### RECORDS FOR THIS TASK
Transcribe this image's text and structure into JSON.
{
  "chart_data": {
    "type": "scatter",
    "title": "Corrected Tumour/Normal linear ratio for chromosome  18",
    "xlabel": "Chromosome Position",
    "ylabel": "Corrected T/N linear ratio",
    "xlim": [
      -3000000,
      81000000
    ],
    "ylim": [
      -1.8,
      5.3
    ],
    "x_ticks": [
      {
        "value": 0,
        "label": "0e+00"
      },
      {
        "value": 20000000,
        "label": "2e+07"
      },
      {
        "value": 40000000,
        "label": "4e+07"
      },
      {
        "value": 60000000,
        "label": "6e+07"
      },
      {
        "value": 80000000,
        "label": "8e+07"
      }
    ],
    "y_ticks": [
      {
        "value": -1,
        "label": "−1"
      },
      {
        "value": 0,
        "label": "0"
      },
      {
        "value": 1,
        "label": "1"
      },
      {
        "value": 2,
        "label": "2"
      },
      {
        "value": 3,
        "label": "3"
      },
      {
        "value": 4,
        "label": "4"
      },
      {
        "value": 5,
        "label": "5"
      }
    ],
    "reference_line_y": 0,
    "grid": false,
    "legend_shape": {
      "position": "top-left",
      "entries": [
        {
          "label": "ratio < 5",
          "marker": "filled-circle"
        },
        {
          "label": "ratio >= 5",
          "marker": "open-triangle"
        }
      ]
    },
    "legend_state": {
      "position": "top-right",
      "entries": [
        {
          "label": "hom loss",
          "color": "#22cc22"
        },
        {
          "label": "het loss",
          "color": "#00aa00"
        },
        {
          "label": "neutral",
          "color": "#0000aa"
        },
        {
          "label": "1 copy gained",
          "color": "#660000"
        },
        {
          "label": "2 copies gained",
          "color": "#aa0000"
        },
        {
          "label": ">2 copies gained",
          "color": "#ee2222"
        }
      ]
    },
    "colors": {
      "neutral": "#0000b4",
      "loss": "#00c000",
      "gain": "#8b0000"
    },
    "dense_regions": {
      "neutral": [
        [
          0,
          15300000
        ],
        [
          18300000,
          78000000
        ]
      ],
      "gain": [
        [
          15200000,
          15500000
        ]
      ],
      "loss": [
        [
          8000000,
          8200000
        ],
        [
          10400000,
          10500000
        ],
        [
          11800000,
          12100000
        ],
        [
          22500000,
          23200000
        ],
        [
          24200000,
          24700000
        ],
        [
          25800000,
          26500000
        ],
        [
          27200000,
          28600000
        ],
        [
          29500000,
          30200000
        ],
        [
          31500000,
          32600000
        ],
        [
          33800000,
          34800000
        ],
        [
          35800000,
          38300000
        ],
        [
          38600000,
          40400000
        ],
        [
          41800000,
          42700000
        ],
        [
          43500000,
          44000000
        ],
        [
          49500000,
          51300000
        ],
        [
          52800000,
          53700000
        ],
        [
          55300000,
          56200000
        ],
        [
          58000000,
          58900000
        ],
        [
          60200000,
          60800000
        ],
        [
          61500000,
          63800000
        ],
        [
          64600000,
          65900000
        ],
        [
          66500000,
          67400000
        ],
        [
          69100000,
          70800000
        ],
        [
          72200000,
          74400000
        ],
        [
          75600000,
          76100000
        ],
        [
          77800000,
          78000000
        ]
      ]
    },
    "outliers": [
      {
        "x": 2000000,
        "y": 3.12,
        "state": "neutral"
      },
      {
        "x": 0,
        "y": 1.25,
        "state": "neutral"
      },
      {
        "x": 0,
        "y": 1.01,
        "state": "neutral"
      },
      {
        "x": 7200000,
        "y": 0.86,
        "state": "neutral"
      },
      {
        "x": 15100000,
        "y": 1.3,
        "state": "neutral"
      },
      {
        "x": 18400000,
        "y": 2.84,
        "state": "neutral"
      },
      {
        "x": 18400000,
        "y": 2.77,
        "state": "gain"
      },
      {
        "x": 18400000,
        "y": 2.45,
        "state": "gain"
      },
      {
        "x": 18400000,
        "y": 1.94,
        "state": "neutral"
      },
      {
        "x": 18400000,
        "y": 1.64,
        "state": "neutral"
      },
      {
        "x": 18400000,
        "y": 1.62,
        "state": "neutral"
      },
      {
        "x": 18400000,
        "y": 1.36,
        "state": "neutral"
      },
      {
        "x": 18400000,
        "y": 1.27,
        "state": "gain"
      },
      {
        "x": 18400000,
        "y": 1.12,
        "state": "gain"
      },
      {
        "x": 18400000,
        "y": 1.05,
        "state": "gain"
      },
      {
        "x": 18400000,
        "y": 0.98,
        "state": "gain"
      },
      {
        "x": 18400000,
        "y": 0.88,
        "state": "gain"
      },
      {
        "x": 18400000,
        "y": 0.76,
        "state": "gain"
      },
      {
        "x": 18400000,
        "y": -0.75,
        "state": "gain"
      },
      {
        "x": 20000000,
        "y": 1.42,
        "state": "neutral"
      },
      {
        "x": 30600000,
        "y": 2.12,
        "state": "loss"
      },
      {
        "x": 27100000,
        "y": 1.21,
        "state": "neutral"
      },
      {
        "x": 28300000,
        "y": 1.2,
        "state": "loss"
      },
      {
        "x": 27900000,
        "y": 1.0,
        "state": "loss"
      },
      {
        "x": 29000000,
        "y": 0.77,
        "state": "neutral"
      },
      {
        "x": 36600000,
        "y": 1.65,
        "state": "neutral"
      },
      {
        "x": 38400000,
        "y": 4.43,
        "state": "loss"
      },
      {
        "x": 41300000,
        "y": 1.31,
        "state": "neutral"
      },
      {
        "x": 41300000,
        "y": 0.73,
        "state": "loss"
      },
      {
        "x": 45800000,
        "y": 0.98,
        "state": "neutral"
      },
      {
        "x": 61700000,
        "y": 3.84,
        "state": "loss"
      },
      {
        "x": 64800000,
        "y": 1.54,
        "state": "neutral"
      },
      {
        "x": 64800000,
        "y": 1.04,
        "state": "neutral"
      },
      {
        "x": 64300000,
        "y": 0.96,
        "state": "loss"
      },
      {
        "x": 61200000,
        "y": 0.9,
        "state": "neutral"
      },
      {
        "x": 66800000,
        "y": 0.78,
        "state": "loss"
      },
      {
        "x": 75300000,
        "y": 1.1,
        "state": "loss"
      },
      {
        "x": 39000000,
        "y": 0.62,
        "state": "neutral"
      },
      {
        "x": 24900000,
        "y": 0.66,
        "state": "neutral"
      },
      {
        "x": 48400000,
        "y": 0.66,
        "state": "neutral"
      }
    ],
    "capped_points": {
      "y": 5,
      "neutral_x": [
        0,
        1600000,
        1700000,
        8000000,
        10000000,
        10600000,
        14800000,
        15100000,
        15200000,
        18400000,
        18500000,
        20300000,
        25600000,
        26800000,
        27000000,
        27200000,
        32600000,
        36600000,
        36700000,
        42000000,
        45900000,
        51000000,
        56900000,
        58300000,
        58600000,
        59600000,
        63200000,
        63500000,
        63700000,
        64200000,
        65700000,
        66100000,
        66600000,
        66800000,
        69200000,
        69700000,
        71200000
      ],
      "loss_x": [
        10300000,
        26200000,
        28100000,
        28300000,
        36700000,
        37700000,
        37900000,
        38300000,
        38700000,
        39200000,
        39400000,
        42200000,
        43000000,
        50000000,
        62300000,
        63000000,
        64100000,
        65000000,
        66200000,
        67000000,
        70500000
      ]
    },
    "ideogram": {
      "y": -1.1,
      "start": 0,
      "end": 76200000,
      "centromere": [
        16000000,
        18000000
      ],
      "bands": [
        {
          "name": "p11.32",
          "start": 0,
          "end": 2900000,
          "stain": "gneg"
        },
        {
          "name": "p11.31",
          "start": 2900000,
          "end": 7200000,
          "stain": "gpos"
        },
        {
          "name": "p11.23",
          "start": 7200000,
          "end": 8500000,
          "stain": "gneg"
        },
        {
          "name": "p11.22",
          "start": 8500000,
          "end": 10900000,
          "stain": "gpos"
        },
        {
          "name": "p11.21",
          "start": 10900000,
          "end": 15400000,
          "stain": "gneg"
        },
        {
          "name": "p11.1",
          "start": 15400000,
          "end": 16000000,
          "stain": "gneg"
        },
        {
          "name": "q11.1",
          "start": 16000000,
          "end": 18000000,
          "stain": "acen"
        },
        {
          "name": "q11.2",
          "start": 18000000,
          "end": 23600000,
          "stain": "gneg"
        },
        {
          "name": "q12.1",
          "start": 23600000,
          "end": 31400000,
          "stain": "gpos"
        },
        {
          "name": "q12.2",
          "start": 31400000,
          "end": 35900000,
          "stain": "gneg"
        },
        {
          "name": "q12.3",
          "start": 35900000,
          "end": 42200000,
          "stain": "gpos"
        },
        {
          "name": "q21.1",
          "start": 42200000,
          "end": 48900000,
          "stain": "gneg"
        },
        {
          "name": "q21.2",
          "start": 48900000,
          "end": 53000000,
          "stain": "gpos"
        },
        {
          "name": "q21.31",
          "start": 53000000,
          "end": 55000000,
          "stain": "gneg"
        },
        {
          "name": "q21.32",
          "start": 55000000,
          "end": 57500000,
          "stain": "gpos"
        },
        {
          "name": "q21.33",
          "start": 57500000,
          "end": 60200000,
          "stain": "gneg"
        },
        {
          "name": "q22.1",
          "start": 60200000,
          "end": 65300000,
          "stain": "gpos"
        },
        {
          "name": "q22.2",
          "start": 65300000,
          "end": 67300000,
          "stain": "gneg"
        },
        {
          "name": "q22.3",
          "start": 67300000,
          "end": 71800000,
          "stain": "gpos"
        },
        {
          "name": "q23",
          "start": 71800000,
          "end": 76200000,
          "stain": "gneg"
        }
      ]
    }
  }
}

### TASK BRIEF
Select all lines in the listing above where the word "value" appears, and show them.

### OUTPUT FOR THIS TASK
        "value": 0,
        "value": 20000000,
        "value": 40000000,
        "value": 60000000,
        "value": 80000000,
        "value": -1,
        "value": 0,
        "value": 1,
        "value": 2,
        "value": 3,
        "value": 4,
        "value": 5,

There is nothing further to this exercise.